• [Task instructions]: Take the material below and write it all out again exactly.

• [Entries]:
╔══

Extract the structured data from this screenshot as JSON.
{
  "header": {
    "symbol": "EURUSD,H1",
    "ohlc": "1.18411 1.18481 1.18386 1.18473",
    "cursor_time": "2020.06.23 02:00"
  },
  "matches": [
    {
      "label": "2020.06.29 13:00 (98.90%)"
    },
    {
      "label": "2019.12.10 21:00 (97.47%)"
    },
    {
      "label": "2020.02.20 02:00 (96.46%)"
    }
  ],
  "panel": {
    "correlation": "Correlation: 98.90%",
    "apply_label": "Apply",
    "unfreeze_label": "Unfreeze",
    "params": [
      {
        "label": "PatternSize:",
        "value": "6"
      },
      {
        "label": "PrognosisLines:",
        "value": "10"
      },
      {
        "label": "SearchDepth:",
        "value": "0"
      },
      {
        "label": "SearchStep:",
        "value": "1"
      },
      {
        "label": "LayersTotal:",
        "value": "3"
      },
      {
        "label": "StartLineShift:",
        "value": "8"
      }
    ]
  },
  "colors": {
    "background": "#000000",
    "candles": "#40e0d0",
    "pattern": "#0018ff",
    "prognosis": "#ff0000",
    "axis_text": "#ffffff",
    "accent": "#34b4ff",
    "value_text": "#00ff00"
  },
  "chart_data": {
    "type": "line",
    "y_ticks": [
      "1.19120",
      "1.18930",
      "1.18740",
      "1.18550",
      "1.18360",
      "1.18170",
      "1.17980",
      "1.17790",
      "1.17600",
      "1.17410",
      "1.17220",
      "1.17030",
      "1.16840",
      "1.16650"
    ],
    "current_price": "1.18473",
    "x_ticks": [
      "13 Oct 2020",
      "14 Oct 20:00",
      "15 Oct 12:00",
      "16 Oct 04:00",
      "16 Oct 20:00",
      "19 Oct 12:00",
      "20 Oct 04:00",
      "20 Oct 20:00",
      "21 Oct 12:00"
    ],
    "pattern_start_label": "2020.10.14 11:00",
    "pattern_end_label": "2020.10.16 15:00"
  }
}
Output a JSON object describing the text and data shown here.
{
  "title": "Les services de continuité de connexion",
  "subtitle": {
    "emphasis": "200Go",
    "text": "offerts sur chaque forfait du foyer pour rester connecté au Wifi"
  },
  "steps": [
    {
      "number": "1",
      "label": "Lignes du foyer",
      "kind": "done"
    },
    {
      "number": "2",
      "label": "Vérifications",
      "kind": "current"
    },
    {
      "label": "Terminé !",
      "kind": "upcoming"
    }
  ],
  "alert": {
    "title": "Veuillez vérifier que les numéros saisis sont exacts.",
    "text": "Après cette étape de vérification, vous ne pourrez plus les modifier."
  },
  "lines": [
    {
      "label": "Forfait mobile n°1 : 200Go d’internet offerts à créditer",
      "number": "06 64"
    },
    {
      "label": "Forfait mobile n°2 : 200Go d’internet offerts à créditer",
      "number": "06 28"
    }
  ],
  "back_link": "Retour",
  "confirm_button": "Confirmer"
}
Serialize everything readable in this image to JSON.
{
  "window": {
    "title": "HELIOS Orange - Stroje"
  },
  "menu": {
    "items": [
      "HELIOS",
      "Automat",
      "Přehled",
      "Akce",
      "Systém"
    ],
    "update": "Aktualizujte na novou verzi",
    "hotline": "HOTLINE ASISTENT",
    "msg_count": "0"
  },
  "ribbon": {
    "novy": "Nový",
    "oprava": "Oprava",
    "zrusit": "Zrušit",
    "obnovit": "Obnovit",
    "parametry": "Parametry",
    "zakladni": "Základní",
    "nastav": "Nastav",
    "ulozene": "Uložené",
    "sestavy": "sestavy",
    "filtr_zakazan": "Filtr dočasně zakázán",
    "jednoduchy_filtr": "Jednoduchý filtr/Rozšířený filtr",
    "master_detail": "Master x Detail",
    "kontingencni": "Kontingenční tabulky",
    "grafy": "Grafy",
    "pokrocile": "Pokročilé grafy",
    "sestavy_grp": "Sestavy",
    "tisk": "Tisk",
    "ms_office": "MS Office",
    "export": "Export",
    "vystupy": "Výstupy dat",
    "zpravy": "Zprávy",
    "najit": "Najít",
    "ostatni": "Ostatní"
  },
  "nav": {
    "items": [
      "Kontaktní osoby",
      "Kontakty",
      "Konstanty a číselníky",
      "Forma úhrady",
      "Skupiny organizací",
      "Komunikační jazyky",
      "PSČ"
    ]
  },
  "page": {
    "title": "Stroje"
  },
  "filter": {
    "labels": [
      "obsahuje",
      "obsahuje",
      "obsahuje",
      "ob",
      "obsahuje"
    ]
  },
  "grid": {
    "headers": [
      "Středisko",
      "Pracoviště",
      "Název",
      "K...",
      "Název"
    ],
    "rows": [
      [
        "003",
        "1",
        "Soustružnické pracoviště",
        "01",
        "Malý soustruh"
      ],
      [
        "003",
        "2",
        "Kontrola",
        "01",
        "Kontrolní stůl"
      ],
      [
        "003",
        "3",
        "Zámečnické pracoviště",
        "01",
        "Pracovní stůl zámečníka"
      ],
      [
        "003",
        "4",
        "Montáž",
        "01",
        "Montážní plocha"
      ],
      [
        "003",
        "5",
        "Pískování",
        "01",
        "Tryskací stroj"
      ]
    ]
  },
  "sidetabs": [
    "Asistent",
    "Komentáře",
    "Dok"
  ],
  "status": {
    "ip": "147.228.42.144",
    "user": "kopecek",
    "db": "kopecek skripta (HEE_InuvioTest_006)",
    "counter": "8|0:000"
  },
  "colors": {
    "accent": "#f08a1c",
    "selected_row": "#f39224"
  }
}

╚══

• [Reply to the task]:
Extract the structured data from this screenshot as JSON.
{
  "header": {
    "symbol": "EURUSD,H1",
    "ohlc": "1.18411 1.18481 1.18386 1.18473",
    "cursor_time": "2020.06.23 02:00"
  },
  "matches": [
    {
      "label": "2020.06.29 13:00 (98.90%)"
    },
    {
      "label": "2019.12.10 21:00 (97.47%)"
    },
    {
      "label": "2020.02.20 02:00 (96.46%)"
    }
  ],
  "panel": {
    "correlation": "Correlation: 98.90%",
    "apply_label": "Apply",
    "unfreeze_label": "Unfreeze",
    "params": [
      {
        "label": "PatternSize:",
        "value": "6"
      },
      {
        "label": "PrognosisLines:",
        "value": "10"
      },
      {
        "label": "SearchDepth:",
        "value": "0"
      },
      {
        "label": "SearchStep:",
        "value": "1"
      },
      {
        "label": "LayersTotal:",
        "value": "3"
      },
      {
        "label": "StartLineShift:",
        "value": "8"
      }
    ]
  },
  "colors": {
    "background": "#000000",
    "candles": "#40e0d0",
    "pattern": "#0018ff",
    "prognosis": "#ff0000",
    "axis_text": "#ffffff",
    "accent": "#34b4ff",
    "value_text": "#00ff00"
  },
  "chart_data": {
    "type": "line",
    "y_ticks": [
      "1.19120",
      "1.18930",
      "1.18740",
      "1.18550",
      "1.18360",
      "1.18170",
      "1.17980",
      "1.17790",
      "1.17600",
      "1.17410",
      "1.17220",
      "1.17030",
      "1.16840",
      "1.16650"
    ],
    "current_price": "1.18473",
    "x_ticks": [
      "13 Oct 2020",
      "14 Oct 20:00",
      "15 Oct 12:00",
      "16 Oct 04:00",
      "16 Oct 20:00",
      "19 Oct 12:00",
      "20 Oct 04:00",
      "20 Oct 20:00",
      "21 Oct 12:00"
    ],
    "pattern_start_label": "2020.10.14 11:00",
    "pattern_end_label": "2020.10.16 15:00"
  }
}
Output a JSON object describing the text and data shown here.
{
  "title": "Les services de continuité de connexion",
  "subtitle": {
    "emphasis": "200Go",
    "text": "offerts sur chaque forfait du foyer pour rester connecté au Wifi"
  },
  "steps": [
    {
      "number": "1",
      "label": "Lignes du foyer",
      "kind": "done"
    },
    {
      "number": "2",
      "label": "Vérifications",
      "kind": "current"
    },
    {
      "label": "Terminé !",
      "kind": "upcoming"
    }
  ],
  "alert": {
    "title": "Veuillez vérifier que les numéros saisis sont exacts.",
    "text": "Après cette étape de vérification, vous ne pourrez plus les modifier."
  },
  "lines": [
    {
      "label": "Forfait mobile n°1 : 200Go d’internet offerts à créditer",
      "number": "06 64"
    },
    {
      "label": "Forfait mobile n°2 : 200Go d’internet offerts à créditer",
      "number": "06 28"
    }
  ],
  "back_link": "Retour",
  "confirm_button": "Confirmer"
}
Serialize everything readable in this image to JSON.
{
  "window": {
    "title": "HELIOS Orange - Stroje"
  },
  "menu": {
    "items": [
      "HELIOS",
      "Automat",
      "Přehled",
      "Akce",
      "Systém"
    ],
    "update": "Aktualizujte na novou verzi",
    "hotline": "HOTLINE ASISTENT",
    "msg_count": "0"
  },
  "ribbon": {
    "novy": "Nový",
    "oprava": "Oprava",
    "zrusit": "Zrušit",
    "obnovit": "Obnovit",
    "parametry": "Parametry",
    "zakladni": "Základní",
    "nastav": "Nastav",
    "ulozene": "Uložené",
    "sestavy": "sestavy",
    "filtr_zakazan": "Filtr dočasně zakázán",
    "jednoduchy_filtr": "Jednoduchý filtr/Rozšířený filtr",
    "master_detail": "Master x Detail",
    "kontingencni": "Kontingenční tabulky",
    "grafy": "Grafy",
    "pokrocile": "Pokročilé grafy",
    "sestavy_grp": "Sestavy",
    "tisk": "Tisk",
    "ms_office": "MS Office",
    "export": "Export",
    "vystupy": "Výstupy dat",
    "zpravy": "Zprávy",
    "najit": "Najít",
    "ostatni": "Ostatní"
  },
  "nav": {
    "items": [
      "Kontaktní osoby",
      "Kontakty",
      "Konstanty a číselníky",
      "Forma úhrady",
      "Skupiny organizací",
      "Komunikační jazyky",
      "PSČ"
    ]
  },
  "page": {
    "title": "Stroje"
  },
  "filter": {
    "labels": [
      "obsahuje",
      "obsahuje",
      "obsahuje",
      "ob",
      "obsahuje"
    ]
  },
  "grid": {
    "headers": [
      "Středisko",
      "Pracoviště",
      "Název",
      "K...",
      "Název"
    ],
    "rows": [
      [
        "003",
        "1",
        "Soustružnické pracoviště",
        "01",
        "Malý soustruh"
      ],
      [
        "003",
        "2",
        "Kontrola",
        "01",
        "Kontrolní stůl"
      ],
      [
        "003",
        "3",
        "Zámečnické pracoviště",
        "01",
        "Pracovní stůl zámečníka"
      ],
      [
        "003",
        "4",
        "Montáž",
        "01",
        "Montážní plocha"
      ],
      [
        "003",
        "5",
        "Pískování",
        "01",
        "Tryskací stroj"
      ]
    ]
  },
  "sidetabs": [
    "Asistent",
    "Komentáře",
    "Dok"
  ],
  "status": {
    "ip": "147.228.42.144",
    "user": "kopecek",
    "db": "kopecek skripta (HEE_InuvioTest_006)",
    "counter": "8|0:000"
  },
  "colors": {
    "accent": "#f08a1c",
    "selected_row": "#f39224"
  }
}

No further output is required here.